▸ Material to process
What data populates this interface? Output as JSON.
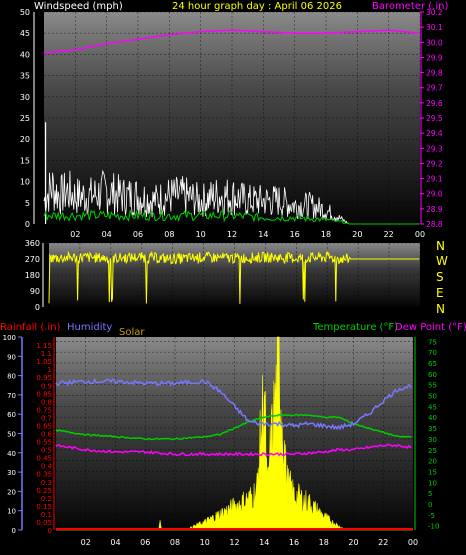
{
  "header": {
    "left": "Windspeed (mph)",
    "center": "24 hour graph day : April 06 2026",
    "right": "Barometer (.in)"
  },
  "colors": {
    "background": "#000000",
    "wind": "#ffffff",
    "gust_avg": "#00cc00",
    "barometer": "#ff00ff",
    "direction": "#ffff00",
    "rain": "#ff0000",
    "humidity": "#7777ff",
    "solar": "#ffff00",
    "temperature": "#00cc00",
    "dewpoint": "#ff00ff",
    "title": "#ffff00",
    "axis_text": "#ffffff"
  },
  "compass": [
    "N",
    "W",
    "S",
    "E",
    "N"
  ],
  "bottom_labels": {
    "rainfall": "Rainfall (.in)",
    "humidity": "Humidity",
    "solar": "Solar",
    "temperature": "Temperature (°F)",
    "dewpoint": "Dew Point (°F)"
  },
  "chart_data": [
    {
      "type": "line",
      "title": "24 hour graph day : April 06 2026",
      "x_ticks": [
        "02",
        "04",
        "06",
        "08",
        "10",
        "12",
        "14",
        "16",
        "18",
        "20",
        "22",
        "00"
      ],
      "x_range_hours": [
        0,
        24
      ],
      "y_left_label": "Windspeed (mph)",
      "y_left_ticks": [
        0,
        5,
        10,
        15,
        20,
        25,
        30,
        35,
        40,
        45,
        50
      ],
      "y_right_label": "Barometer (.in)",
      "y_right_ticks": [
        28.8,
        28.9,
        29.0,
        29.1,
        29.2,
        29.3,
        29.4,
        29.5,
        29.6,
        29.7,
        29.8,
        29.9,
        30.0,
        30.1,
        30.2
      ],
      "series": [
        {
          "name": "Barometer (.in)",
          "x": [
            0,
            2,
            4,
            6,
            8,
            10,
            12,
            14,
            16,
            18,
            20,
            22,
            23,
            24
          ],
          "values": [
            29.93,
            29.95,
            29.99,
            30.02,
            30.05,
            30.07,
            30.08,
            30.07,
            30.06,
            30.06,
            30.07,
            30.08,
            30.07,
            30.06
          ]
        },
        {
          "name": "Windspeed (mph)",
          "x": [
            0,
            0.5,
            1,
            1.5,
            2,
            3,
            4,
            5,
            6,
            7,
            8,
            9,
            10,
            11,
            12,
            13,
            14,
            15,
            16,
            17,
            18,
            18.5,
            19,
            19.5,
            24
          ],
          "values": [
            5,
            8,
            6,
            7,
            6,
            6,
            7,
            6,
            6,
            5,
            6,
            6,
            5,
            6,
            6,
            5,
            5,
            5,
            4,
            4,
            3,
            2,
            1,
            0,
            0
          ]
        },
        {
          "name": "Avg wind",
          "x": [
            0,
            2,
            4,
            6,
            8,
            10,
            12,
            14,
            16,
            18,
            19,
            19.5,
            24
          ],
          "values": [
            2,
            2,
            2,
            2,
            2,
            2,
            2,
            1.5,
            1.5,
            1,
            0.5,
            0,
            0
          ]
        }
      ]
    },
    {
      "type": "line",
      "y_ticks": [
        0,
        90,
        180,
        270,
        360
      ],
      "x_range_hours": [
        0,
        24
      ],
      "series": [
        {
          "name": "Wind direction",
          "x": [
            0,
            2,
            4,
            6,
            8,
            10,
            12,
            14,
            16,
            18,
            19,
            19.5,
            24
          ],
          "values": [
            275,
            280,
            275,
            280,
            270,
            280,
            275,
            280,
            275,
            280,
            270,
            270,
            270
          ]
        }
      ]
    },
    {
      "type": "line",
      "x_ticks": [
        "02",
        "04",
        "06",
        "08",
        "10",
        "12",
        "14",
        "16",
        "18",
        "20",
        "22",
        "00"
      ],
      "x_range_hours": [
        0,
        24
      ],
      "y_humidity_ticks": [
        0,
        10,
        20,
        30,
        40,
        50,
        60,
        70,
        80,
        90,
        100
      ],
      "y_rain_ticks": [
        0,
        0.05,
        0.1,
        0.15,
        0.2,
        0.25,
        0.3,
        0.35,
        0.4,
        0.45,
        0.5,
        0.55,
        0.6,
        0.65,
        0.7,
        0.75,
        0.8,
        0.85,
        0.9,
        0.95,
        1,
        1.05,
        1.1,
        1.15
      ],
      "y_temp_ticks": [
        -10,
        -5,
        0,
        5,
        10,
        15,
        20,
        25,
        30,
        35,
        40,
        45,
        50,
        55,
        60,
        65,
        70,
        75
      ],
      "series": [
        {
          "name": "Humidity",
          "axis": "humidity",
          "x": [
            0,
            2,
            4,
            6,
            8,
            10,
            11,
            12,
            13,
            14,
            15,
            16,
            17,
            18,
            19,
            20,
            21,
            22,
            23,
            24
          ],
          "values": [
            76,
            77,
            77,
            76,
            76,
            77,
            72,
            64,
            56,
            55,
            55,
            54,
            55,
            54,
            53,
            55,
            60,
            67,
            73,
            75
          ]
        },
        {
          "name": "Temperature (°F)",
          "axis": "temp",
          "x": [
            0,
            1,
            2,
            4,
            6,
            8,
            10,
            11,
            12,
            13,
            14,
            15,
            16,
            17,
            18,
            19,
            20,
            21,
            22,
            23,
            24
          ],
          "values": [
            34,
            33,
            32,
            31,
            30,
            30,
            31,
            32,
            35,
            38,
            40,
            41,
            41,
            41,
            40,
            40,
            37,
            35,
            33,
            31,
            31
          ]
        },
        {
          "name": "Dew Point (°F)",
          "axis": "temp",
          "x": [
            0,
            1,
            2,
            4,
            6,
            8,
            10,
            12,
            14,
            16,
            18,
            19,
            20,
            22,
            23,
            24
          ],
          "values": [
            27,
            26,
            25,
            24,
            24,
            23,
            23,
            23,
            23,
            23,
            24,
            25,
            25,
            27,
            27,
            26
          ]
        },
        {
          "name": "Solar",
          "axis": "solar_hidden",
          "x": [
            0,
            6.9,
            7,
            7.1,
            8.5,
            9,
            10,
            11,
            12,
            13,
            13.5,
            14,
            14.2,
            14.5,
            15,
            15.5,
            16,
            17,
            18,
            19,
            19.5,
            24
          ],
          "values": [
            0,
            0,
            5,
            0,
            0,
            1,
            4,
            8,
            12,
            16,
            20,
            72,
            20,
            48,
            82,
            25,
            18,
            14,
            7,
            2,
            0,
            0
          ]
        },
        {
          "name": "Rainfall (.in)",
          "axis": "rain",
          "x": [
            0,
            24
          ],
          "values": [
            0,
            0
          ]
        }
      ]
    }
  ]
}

▸ Directive
Within the data above, pick out all lines holding the word "Rainfall".

▸ Correct response
    "rainfall": "Rainfall (.in)",
          "name": "Rainfall (.in)",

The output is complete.